WORK TASK
Whenever "Alex" appears in a line, please copy that line from the data.

SOURCE DATA
== == ==

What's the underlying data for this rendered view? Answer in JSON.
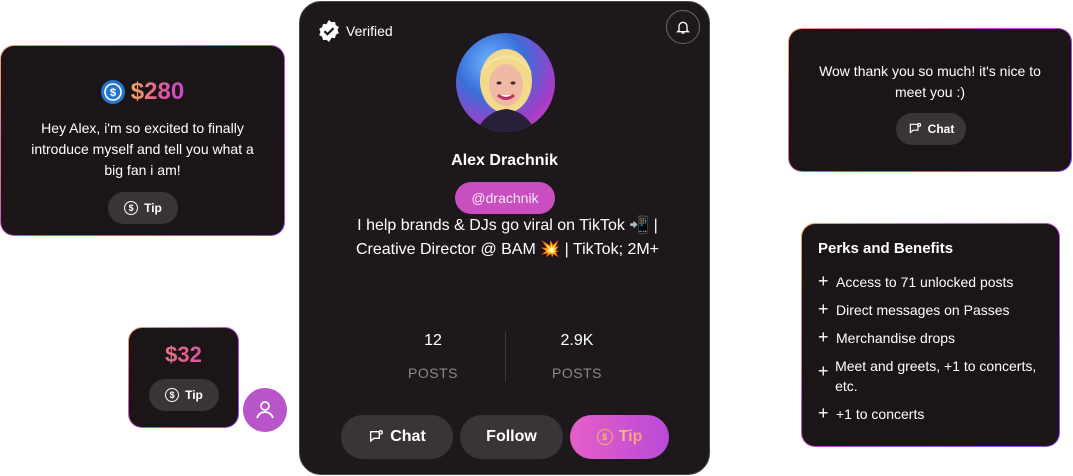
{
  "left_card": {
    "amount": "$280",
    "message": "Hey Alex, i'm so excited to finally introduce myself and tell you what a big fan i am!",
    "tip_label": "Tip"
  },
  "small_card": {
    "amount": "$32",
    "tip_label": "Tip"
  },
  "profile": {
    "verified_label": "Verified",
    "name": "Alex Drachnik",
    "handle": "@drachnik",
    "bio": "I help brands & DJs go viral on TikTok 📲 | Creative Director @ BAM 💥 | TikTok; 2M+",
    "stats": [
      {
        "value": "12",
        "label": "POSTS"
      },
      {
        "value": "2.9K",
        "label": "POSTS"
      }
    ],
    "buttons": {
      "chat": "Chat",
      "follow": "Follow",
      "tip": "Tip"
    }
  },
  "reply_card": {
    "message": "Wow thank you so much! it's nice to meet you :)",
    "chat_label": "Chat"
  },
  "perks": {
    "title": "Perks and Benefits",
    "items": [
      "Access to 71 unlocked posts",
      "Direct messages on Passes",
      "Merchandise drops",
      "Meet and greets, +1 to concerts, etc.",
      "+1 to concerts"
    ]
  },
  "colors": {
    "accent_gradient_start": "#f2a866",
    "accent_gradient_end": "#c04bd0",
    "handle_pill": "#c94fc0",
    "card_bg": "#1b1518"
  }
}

== == ==

COMPLETED TASK
    "message": "Hey Alex, i'm so excited to finally introduce myself and tell you what a big fan i am!",
    "name": "Alex Drachnik",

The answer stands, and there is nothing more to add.